### Excerto selecionado
O Jornal de Negócios anunciava no passado dia 15 de março que a remuneração de Pedro Soares dos Santos só em 2017 subiu 58,3% num total bruto de 2.009 milhões de euros face aos 1.269 milhões de euros do ano precedente. Deixando de lado o decomposto remunerativo e explicativo que o dito jornal anunciava num detalhe irrisório de milhões para o comum do cidadão, convém analisar em igual detalhe as remunerações dos trabalhadores da grande distribuição e a sua luta permanente por melhores condições de trabalho. Trabalhadores de super e hipermercados, essa nova e mais recente forma de exploração a que tendemos apelidar de empregos e que vamos interiorizando com a mesma naturalidade, ignorando os verdadeiros dramas que tais ocupações desencadeiam na vida dos seus trabalhadores.

### Amostra de dados
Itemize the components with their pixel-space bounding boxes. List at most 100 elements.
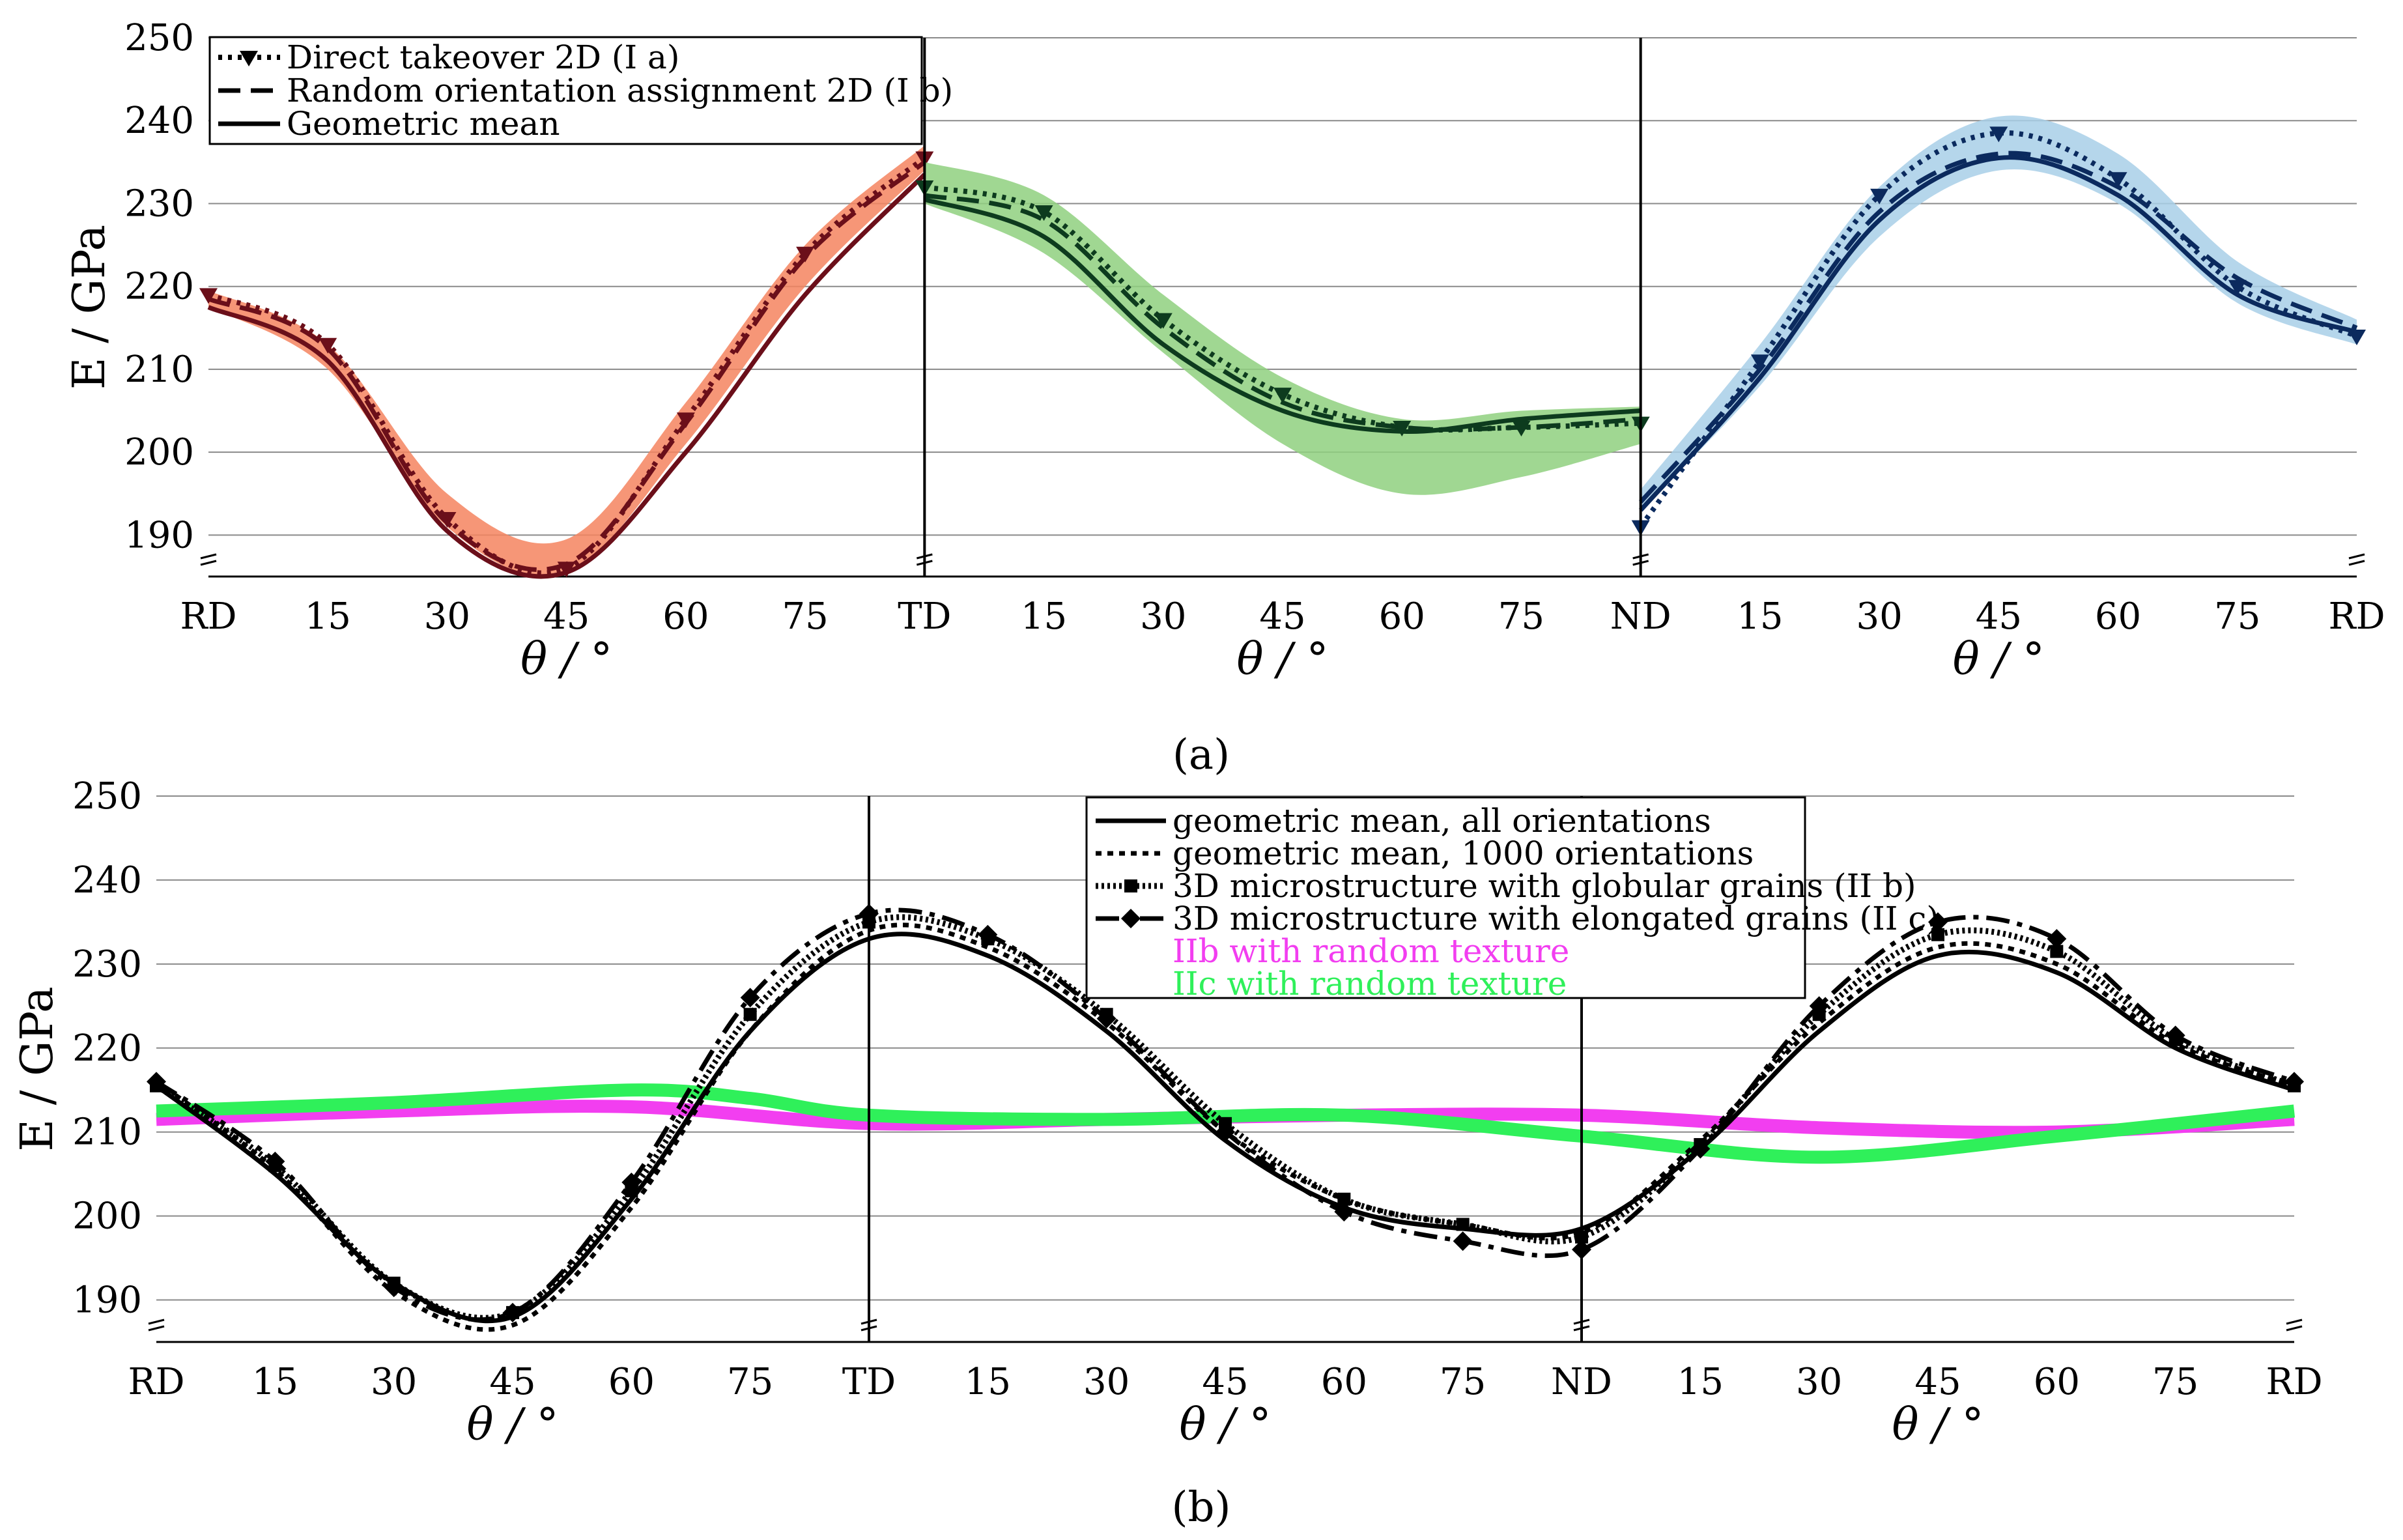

### Tarefas a realizar
(1) Responda com base no excerto sobre a remuneração de Pedro Soares dos Santos:
(a) Que jornal fez o anúncio referido?
(b) Que trabalhadores são apontados como exemplo de "essa nova e mais recente forma de exploração"?
(c) Em que percentagem subiu a remuneração em 2017?
(2) Transcreva do excerto selecionado tudo o que vai desde "O Jornal de" até "dos seus trabalhadores.".
A listagem não tem qualquer relação com o excerto.

### Respostas por tarefa
(1)
(a) O Jornal de Negócios.
(b) Os trabalhadores de super e hipermercados.
(c) 58,3%.

(2)
O Jornal de Negócios anunciava no passado dia 15 de março que a remuneração de Pedro Soares dos Santos só em 2017 subiu 58,3% num total bruto de 2.009 milhões de euros face aos 1.269 milhões de euros do ano precedente. Deixando de lado o decomposto remunerativo e explicativo que o dito jornal anunciava num detalhe irrisório de milhões para o comum do cidadão, convém analisar em igual detalhe as remunerações dos trabalhadores da grande distribuição e a sua luta permanente por melhores condições de trabalho. Trabalhadores de super e hipermercados, essa nova e mais recente forma de exploração a que tendemos apelidar de empregos e que vamos interiorizando com a mesma naturalidade, ignorando os verdadeiros dramas que tais ocupações desencadeiam na vida dos seus trabalhadores.